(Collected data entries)

══════════════════════════════

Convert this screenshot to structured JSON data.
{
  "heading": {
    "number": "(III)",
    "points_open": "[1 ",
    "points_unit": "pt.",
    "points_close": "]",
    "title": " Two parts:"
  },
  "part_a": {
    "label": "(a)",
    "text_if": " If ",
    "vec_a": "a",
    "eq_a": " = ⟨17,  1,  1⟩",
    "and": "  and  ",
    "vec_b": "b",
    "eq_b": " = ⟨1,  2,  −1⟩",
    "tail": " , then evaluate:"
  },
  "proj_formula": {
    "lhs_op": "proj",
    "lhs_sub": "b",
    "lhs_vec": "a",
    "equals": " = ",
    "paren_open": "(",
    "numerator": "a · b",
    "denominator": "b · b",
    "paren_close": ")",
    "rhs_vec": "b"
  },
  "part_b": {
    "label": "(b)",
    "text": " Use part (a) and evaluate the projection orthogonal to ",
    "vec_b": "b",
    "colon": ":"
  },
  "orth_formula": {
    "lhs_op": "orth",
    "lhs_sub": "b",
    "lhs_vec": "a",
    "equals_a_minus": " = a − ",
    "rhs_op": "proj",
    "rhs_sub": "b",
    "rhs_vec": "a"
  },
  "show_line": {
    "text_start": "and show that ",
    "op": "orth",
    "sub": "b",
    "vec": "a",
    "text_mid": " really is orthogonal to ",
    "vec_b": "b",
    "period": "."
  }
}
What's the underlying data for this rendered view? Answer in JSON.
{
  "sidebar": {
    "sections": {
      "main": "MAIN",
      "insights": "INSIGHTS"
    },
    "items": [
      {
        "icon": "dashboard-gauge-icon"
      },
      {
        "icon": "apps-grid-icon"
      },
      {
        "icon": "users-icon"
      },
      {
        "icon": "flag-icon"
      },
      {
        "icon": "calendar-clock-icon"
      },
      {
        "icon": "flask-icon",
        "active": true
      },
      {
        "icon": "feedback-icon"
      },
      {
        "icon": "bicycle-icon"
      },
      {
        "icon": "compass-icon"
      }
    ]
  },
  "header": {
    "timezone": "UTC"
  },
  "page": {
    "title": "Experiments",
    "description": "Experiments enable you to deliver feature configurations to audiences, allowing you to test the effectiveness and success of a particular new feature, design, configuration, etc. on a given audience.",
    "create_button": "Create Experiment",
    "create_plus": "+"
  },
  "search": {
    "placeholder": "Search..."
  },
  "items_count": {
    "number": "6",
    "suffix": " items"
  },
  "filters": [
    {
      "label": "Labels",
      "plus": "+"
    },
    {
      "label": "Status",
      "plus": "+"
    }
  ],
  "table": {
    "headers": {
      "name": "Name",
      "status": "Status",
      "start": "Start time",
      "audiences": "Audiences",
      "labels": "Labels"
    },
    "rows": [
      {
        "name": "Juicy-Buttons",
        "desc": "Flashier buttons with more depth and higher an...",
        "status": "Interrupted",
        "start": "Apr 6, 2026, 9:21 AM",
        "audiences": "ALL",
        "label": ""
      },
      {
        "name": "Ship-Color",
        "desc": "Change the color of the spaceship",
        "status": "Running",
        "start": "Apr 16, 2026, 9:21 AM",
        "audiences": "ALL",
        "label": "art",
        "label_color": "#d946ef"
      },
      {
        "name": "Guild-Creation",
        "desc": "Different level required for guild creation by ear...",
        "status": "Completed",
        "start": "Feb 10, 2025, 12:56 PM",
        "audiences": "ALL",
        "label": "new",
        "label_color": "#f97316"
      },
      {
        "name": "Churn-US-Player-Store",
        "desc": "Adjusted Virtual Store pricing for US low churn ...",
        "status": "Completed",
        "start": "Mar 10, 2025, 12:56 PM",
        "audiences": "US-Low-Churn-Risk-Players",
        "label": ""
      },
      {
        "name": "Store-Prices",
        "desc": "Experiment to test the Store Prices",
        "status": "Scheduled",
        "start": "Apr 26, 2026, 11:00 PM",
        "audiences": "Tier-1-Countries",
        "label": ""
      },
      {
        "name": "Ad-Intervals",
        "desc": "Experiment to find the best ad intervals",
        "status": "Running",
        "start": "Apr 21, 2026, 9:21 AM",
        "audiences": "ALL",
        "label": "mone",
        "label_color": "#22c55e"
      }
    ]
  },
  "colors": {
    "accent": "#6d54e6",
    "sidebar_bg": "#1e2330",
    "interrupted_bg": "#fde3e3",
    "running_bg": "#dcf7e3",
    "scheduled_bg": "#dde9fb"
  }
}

══════════════════════════════

Pull every line containing the word "this" out of the material and copy it.

Convert this screenshot to structured JSON data.
What's the underlying data for this rendered view? Answer in JSON.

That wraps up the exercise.